** THE PROBLEM **
Look through the listing below and report how many lines contain "время", as a bare number.

— start of GIVEN RECORDS —

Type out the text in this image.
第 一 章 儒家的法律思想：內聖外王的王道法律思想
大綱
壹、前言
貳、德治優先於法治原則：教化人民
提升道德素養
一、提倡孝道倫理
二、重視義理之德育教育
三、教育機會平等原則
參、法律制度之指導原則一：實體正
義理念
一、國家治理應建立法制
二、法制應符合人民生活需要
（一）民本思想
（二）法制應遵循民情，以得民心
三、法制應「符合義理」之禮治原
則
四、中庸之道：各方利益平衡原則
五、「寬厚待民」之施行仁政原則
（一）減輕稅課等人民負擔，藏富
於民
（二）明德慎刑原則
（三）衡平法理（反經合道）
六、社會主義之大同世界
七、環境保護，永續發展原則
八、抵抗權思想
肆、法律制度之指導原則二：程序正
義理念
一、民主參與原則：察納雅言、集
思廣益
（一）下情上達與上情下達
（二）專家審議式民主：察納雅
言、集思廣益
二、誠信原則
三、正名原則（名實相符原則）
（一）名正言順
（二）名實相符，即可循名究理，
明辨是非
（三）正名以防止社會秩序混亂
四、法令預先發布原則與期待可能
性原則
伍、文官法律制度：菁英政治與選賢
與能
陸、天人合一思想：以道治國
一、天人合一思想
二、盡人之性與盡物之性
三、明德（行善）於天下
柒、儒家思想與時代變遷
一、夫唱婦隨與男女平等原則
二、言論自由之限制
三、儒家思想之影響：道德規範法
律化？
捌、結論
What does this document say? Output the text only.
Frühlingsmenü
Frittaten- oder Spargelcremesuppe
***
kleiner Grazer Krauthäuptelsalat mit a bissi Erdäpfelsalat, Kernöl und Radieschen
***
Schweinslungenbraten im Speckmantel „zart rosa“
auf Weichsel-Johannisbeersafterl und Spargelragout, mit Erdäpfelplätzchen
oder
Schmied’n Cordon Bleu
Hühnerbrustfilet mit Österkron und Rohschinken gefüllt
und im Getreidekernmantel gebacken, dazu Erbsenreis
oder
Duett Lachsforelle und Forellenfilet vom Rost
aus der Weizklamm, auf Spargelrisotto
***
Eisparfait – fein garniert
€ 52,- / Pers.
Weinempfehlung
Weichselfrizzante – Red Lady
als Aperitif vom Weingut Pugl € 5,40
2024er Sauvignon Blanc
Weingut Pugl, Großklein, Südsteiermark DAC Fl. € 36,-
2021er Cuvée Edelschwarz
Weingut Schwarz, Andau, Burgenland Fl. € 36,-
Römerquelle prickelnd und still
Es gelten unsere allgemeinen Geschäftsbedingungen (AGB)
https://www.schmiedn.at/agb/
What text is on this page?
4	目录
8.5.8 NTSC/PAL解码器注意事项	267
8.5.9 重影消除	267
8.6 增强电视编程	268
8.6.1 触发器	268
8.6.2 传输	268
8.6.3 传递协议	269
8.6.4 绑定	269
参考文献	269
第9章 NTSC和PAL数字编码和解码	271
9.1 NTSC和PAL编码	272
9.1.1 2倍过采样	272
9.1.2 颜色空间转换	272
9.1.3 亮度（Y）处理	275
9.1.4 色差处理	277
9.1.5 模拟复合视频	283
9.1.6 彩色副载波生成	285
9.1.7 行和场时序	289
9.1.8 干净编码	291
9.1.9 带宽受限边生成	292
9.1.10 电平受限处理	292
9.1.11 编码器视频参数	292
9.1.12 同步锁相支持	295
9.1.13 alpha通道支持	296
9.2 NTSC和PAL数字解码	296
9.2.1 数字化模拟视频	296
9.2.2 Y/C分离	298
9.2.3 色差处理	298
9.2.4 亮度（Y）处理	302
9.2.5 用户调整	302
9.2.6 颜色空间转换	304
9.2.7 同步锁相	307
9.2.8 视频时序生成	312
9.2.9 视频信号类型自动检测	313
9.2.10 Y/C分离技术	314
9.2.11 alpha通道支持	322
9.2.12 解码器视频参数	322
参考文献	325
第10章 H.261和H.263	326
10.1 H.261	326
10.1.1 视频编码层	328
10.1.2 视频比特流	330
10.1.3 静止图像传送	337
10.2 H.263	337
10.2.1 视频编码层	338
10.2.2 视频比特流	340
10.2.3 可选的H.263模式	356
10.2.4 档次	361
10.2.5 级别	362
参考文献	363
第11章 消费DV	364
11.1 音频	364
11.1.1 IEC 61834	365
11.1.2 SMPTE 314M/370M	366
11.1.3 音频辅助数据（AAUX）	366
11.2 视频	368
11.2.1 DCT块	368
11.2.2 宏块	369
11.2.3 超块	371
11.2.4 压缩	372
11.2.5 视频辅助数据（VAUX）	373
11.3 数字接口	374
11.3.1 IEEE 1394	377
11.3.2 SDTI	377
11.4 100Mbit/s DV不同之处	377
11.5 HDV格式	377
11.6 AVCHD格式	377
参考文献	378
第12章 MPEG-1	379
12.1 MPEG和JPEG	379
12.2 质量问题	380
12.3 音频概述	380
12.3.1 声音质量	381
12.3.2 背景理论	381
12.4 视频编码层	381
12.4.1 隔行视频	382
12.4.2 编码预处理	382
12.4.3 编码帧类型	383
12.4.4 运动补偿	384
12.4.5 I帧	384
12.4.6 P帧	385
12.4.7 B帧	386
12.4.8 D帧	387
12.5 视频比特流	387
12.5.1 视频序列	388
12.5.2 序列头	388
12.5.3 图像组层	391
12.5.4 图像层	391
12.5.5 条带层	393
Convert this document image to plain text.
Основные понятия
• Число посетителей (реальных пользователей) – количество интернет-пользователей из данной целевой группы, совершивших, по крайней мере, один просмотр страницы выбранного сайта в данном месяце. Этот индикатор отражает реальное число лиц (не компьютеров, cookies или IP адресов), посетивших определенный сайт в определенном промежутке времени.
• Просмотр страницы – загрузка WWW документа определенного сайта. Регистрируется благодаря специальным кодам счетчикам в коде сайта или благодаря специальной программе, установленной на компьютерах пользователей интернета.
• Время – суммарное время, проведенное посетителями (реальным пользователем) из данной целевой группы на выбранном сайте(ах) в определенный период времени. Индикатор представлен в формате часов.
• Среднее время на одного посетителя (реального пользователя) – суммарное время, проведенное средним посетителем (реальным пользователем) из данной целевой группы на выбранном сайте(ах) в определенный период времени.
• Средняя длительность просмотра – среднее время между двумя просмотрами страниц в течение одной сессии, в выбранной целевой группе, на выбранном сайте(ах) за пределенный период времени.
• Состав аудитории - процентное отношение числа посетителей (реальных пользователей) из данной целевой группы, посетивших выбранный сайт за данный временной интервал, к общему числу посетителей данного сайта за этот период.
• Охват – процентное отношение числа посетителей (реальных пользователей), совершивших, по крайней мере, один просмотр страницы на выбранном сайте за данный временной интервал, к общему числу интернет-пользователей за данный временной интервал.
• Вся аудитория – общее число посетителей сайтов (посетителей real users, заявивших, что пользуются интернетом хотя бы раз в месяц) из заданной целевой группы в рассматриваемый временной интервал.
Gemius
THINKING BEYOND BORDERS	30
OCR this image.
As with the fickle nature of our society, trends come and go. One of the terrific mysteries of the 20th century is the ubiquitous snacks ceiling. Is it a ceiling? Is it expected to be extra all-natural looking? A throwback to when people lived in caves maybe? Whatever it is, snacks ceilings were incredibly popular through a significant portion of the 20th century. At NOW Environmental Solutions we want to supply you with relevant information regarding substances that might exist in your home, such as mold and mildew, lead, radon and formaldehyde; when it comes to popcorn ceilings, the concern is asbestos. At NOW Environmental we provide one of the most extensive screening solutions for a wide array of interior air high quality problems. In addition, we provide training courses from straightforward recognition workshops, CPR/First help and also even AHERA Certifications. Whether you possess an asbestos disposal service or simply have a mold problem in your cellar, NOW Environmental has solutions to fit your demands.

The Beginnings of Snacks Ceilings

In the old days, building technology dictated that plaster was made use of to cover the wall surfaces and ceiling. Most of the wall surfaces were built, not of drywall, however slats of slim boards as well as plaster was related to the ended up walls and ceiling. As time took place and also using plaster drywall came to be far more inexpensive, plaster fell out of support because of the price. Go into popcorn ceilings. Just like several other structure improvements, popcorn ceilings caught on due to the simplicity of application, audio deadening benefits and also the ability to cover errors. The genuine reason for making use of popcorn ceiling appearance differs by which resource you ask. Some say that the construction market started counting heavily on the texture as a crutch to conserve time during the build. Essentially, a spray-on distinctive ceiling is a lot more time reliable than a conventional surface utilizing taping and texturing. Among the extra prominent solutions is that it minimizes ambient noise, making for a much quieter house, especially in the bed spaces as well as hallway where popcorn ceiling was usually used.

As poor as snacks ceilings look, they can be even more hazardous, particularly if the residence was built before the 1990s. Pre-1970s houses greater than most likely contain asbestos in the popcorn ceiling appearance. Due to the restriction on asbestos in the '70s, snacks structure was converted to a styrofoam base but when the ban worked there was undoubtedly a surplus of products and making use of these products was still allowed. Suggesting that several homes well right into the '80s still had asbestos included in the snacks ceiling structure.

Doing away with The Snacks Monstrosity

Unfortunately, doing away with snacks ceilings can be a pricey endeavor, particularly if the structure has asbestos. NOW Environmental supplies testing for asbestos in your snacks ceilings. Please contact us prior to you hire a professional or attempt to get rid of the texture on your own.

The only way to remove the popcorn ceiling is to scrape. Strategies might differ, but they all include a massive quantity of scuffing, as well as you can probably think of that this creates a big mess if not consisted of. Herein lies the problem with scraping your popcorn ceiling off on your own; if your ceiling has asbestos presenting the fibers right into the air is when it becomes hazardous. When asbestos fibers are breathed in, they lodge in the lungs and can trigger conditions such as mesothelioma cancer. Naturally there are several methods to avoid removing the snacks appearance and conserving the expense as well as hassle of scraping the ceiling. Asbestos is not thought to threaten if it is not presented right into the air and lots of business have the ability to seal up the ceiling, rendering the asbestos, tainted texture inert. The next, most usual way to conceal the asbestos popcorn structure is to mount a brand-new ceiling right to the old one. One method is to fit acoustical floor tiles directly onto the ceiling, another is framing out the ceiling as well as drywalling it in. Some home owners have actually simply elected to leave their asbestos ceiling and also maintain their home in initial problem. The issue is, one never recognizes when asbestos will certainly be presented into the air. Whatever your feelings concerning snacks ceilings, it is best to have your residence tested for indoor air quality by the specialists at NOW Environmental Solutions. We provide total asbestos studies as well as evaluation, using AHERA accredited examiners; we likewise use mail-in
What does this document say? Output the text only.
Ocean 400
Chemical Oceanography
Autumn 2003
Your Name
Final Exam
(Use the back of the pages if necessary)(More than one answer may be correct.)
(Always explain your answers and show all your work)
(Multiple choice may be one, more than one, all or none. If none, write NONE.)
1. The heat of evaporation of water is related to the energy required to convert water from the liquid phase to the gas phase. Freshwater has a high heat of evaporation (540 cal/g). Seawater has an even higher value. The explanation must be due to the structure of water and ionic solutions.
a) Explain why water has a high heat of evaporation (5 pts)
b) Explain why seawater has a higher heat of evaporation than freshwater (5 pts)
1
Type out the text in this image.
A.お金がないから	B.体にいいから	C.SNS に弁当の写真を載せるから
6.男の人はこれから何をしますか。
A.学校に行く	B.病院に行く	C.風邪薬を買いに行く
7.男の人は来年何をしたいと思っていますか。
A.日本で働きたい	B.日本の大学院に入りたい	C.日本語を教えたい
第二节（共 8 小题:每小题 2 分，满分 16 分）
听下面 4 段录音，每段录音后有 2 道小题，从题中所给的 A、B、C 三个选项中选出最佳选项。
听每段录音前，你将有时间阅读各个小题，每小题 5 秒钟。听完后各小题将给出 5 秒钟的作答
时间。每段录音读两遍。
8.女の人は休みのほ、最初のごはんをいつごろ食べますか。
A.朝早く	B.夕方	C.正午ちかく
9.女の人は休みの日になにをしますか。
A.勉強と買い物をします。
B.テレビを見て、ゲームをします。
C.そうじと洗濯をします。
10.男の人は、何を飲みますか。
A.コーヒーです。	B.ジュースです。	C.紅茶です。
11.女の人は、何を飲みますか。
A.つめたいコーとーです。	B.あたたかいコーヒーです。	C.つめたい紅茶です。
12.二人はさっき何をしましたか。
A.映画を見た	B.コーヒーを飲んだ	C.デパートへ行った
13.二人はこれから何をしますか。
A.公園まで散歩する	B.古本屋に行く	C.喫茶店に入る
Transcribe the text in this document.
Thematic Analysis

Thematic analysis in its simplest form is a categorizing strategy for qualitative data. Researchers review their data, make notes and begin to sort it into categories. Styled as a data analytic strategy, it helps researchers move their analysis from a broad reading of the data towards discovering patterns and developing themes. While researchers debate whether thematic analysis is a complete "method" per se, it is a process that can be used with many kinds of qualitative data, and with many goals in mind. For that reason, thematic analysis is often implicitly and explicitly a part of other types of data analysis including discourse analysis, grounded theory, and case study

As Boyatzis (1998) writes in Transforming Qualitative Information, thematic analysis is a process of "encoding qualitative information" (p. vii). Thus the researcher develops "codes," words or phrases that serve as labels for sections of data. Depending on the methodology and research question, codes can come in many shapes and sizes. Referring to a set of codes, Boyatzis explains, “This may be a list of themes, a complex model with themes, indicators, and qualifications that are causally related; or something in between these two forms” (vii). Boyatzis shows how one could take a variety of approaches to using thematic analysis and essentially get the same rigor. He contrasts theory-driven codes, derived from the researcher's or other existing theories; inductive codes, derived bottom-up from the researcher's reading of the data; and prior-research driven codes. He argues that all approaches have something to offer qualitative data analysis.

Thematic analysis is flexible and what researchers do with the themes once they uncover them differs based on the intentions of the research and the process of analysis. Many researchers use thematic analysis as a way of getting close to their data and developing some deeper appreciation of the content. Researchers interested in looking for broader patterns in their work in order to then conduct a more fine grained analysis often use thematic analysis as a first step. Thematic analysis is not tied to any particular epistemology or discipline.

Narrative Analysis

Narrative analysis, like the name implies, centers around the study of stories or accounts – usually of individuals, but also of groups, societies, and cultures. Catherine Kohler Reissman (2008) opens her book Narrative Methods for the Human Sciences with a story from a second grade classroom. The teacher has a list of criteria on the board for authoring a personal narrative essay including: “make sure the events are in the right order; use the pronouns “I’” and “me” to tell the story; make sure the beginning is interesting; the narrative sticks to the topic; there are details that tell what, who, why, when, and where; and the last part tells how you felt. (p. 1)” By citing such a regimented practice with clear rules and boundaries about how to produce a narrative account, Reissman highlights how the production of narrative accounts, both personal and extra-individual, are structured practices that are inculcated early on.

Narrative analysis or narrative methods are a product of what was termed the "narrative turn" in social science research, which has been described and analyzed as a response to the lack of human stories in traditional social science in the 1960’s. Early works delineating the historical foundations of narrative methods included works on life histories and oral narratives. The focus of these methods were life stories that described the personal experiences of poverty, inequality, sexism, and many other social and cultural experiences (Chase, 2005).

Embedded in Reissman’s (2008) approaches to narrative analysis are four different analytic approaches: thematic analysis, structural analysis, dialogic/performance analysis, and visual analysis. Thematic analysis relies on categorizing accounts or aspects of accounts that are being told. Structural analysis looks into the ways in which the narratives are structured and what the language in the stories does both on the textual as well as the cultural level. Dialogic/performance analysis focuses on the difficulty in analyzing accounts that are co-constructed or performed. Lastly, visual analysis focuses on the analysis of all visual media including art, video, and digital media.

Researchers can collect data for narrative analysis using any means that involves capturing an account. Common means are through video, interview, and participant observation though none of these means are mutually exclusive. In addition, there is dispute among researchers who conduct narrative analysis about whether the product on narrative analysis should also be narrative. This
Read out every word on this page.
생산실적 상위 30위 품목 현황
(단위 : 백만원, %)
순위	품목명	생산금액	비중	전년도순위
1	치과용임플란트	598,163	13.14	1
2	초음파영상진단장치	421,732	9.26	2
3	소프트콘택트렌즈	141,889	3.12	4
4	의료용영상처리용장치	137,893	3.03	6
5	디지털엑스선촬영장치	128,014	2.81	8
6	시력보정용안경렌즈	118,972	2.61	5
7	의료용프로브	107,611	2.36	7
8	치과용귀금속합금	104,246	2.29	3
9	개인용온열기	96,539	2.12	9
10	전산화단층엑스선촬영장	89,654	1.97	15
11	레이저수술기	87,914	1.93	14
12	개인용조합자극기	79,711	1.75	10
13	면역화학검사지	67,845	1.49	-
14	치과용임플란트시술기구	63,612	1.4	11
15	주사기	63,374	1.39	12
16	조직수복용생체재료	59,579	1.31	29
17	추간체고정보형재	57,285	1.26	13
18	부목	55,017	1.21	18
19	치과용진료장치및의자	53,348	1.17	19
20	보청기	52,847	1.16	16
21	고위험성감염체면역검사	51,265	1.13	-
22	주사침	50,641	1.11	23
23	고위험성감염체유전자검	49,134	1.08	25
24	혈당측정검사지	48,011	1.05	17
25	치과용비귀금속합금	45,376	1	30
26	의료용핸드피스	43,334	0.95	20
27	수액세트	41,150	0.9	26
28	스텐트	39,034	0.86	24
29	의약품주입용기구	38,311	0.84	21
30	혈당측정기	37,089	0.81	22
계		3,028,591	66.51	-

— end of GIVEN RECORDS —

** REPLY **
3